─── ITEMS ───
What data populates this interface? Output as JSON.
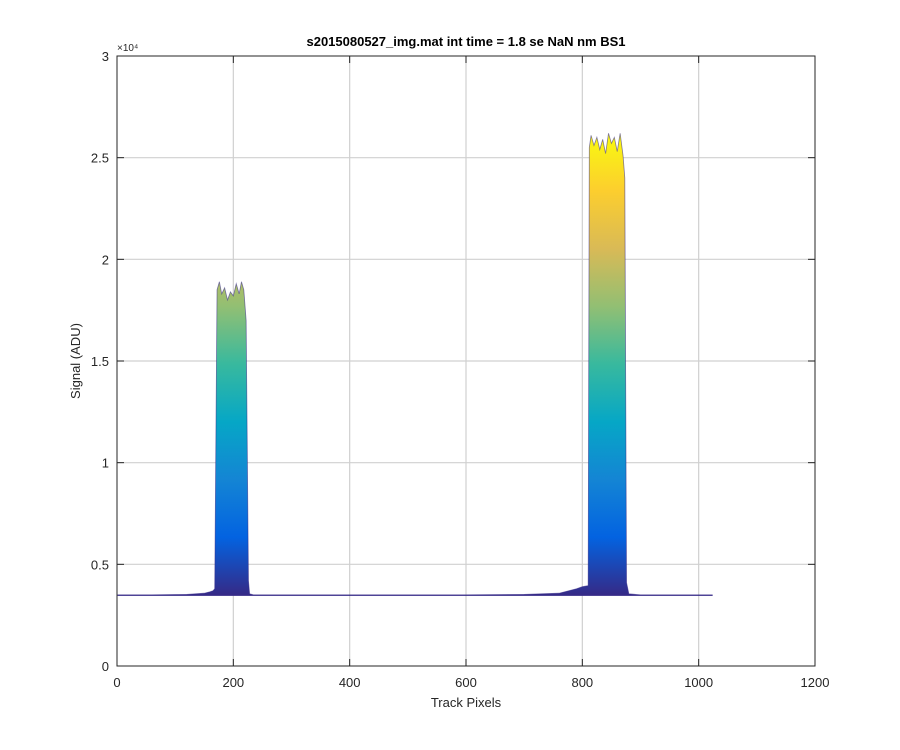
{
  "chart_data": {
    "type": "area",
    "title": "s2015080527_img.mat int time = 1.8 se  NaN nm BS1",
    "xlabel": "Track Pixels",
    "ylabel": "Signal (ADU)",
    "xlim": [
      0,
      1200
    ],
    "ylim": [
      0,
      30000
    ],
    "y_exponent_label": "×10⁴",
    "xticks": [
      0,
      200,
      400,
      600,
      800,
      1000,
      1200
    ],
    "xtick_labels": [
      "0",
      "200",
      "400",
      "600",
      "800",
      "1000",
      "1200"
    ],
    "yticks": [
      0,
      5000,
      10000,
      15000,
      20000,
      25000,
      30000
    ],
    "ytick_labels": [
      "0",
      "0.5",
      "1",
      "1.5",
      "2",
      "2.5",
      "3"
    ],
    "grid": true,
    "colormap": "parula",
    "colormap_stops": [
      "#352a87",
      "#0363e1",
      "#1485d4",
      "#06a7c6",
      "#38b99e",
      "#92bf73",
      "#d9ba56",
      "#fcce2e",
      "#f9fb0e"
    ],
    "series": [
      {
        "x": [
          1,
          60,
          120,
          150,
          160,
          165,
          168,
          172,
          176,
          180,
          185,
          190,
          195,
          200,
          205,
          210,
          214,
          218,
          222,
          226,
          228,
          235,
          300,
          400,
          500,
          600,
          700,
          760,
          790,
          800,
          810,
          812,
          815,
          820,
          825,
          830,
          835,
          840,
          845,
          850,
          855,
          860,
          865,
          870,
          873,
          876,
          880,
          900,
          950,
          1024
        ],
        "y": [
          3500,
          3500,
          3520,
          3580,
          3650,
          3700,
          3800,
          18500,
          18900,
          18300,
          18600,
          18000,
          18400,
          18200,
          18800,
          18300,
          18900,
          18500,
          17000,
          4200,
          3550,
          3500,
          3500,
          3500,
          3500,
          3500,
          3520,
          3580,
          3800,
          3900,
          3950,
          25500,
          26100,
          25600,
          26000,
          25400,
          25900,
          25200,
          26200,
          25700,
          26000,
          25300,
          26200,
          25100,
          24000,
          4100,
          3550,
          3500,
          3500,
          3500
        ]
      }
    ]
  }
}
───
─── ITEMS ───
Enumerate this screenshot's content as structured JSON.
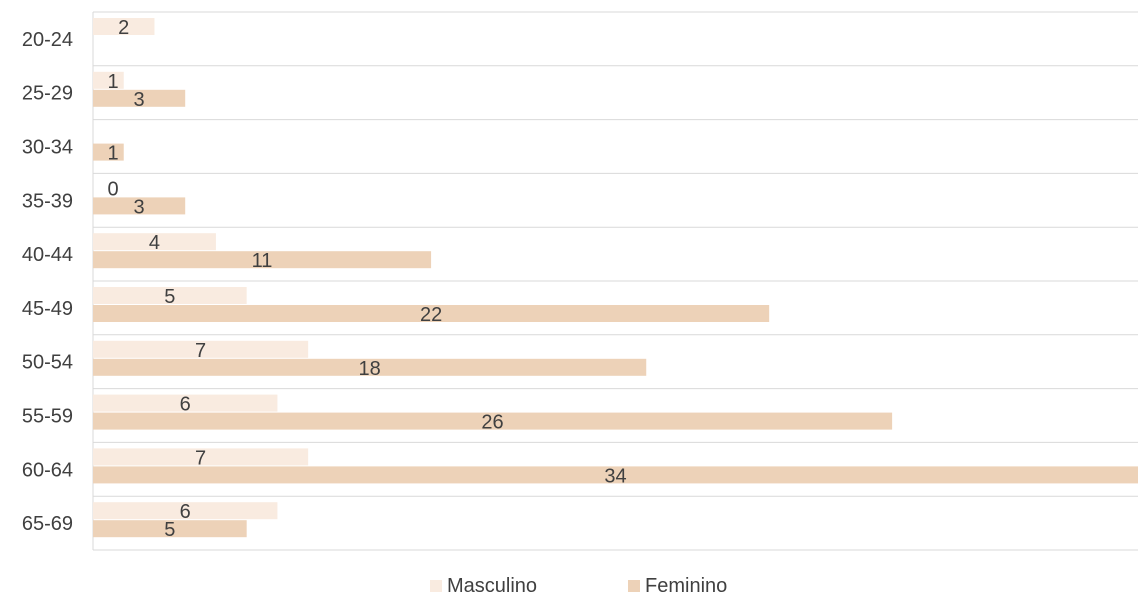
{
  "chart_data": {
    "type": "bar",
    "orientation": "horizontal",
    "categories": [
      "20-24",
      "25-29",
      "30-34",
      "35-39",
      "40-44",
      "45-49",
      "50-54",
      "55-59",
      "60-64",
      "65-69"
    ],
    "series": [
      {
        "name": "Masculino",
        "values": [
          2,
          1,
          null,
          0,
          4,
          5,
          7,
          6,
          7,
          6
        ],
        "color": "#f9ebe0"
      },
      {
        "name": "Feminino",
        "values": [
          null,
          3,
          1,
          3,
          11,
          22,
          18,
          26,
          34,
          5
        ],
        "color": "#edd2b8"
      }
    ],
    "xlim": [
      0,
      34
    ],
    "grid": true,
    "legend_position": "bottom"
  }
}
───
== WRITTEN REQUEST ==
Return all the lines that contain the string "JSON".

== WORKED ANSWER ==
What data populates this interface? Output as JSON.
Enumerate this screenshot's content as structured JSON.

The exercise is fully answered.